Written request:
What follows is a listing; give it again exactly, in its entirety.

++++

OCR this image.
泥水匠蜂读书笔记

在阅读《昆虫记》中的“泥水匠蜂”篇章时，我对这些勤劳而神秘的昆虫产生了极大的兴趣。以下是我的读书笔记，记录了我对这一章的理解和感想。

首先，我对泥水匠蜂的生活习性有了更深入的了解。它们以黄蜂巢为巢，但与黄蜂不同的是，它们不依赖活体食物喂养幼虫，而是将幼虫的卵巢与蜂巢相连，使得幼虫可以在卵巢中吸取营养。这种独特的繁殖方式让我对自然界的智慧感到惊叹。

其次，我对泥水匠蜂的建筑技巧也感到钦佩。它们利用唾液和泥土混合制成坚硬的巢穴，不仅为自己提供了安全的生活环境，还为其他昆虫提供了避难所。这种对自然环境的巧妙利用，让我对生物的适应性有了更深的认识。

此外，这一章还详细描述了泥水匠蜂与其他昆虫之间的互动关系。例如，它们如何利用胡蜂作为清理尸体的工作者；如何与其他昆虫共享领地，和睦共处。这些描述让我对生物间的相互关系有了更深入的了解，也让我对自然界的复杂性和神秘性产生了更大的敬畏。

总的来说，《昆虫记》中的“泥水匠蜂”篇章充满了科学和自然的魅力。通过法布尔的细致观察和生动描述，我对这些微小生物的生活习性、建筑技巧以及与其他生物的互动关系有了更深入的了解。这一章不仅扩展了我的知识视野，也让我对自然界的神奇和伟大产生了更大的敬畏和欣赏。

++++

Complete answer:
OCR this image.
泥水匠蜂读书笔记

在阅读《昆虫记》中的“泥水匠蜂”篇章时，我对这些勤劳而神秘的昆虫产生了极大的兴趣。以下是我的读书笔记，记录了我对这一章的理解和感想。

首先，我对泥水匠蜂的生活习性有了更深入的了解。它们以黄蜂巢为巢，但与黄蜂不同的是，它们不依赖活体食物喂养幼虫，而是将幼虫的卵巢与蜂巢相连，使得幼虫可以在卵巢中吸取营养。这种独特的繁殖方式让我对自然界的智慧感到惊叹。

其次，我对泥水匠蜂的建筑技巧也感到钦佩。它们利用唾液和泥土混合制成坚硬的巢穴，不仅为自己提供了安全的生活环境，还为其他昆虫提供了避难所。这种对自然环境的巧妙利用，让我对生物的适应性有了更深的认识。

此外，这一章还详细描述了泥水匠蜂与其他昆虫之间的互动关系。例如，它们如何利用胡蜂作为清理尸体的工作者；如何与其他昆虫共享领地，和睦共处。这些描述让我对生物间的相互关系有了更深入的了解，也让我对自然界的复杂性和神秘性产生了更大的敬畏。

总的来说，《昆虫记》中的“泥水匠蜂”篇章充满了科学和自然的魅力。通过法布尔的细致观察和生动描述，我对这些微小生物的生活习性、建筑技巧以及与其他生物的互动关系有了更深入的了解。这一章不仅扩展了我的知识视野，也让我对自然界的神奇和伟大产生了更大的敬畏和欣赏。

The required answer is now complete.